Extracted data entries
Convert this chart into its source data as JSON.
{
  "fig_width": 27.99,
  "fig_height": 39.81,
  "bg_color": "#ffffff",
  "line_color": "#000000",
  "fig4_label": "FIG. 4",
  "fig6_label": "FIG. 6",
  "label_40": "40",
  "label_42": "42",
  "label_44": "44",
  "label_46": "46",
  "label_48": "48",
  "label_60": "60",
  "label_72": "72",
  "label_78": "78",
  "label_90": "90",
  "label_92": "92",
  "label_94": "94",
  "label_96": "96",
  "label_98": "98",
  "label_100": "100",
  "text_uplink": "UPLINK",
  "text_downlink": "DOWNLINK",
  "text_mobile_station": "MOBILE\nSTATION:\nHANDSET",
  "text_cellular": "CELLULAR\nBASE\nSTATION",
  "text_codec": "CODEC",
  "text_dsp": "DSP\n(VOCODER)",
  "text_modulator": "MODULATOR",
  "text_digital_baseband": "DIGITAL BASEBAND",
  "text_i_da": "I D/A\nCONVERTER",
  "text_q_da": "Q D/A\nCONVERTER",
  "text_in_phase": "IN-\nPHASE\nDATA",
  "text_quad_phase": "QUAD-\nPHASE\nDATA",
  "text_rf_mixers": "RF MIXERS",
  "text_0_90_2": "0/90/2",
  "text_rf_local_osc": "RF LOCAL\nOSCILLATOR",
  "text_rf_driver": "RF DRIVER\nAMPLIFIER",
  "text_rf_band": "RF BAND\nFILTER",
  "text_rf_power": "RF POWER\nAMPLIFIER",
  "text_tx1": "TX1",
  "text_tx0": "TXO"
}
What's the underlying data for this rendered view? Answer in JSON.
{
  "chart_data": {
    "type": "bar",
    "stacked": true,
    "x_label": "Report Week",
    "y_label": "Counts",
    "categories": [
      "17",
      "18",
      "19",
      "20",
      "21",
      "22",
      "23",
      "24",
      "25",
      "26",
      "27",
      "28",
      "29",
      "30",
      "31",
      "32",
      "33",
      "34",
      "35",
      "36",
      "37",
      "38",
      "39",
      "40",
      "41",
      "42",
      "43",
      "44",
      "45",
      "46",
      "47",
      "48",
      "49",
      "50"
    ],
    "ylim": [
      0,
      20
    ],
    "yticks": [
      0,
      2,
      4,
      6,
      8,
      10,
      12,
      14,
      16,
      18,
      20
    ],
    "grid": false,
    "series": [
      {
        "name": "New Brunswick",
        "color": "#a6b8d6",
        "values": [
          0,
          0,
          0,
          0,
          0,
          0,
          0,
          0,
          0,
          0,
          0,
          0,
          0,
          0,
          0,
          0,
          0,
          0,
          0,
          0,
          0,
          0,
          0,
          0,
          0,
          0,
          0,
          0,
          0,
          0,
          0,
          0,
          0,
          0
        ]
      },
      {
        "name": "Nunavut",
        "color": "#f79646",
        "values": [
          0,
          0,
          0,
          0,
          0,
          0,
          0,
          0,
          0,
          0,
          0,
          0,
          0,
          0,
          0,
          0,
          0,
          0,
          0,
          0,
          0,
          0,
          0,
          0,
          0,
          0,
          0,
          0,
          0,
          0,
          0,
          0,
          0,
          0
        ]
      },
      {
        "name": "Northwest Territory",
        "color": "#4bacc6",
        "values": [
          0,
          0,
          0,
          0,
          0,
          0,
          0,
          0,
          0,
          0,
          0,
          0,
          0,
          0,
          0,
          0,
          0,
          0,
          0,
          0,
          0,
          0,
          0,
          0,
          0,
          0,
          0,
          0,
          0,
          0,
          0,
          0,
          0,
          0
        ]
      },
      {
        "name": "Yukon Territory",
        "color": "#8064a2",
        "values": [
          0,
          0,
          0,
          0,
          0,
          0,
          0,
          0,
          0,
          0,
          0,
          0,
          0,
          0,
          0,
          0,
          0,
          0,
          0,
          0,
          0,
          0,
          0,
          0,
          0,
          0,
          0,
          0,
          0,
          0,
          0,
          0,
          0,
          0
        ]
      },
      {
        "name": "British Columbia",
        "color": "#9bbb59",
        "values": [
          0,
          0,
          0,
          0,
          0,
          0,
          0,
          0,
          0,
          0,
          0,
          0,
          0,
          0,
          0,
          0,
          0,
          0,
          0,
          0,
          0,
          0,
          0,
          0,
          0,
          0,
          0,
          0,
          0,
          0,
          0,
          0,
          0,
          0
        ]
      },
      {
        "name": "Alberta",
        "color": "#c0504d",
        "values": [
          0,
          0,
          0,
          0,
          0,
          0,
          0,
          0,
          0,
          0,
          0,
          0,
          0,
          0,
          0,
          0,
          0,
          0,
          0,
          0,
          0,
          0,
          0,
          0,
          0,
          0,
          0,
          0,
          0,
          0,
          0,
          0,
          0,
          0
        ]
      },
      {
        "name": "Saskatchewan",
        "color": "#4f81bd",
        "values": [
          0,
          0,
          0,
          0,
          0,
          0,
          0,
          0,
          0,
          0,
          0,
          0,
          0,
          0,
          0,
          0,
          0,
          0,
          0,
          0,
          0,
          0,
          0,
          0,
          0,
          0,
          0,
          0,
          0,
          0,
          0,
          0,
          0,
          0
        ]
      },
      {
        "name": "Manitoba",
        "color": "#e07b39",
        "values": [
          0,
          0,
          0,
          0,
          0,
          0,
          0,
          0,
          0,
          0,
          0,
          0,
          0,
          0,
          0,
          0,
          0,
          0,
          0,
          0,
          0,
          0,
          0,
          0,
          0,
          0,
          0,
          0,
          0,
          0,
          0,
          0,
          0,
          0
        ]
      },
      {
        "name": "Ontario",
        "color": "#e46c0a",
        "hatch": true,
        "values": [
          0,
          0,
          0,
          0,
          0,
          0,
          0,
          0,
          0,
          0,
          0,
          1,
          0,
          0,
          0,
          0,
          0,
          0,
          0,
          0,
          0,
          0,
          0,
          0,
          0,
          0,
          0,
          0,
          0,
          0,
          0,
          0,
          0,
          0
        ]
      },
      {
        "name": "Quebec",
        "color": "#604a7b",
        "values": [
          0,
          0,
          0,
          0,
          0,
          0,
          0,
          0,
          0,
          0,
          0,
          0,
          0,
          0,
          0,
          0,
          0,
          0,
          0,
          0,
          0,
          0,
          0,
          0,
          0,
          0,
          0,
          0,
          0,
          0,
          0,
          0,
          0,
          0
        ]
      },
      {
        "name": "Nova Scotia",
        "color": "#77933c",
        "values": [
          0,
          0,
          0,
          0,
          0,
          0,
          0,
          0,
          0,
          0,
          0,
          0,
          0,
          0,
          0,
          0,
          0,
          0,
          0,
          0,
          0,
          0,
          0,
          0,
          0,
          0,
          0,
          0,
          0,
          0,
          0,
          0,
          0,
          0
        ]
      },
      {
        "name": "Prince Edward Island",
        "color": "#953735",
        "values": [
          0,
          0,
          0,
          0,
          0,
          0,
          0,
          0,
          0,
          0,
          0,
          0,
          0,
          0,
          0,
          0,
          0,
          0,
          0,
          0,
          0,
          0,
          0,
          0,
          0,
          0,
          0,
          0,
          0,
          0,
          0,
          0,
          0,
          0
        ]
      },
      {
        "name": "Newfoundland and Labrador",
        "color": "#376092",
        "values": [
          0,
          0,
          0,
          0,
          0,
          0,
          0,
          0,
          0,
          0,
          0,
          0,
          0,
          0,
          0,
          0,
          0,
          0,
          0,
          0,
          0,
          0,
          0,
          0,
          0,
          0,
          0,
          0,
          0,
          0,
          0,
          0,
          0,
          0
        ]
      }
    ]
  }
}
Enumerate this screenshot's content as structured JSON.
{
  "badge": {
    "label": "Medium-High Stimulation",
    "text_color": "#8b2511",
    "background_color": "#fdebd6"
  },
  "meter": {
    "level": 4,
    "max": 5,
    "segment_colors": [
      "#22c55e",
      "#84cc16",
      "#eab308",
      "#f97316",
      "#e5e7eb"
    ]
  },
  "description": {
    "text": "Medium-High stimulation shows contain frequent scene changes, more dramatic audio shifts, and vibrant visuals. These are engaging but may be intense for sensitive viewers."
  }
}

## Task requirements
Locate the word "High" in the records and collect each line it appears in.

## Exercise output
    "label": "Medium-High Stimulation",
    "text": "Medium-High stimulation shows contain frequent scene changes, more dramatic audio shifts, and vibrant visuals. These are engaging but may be intense for sensitive viewers."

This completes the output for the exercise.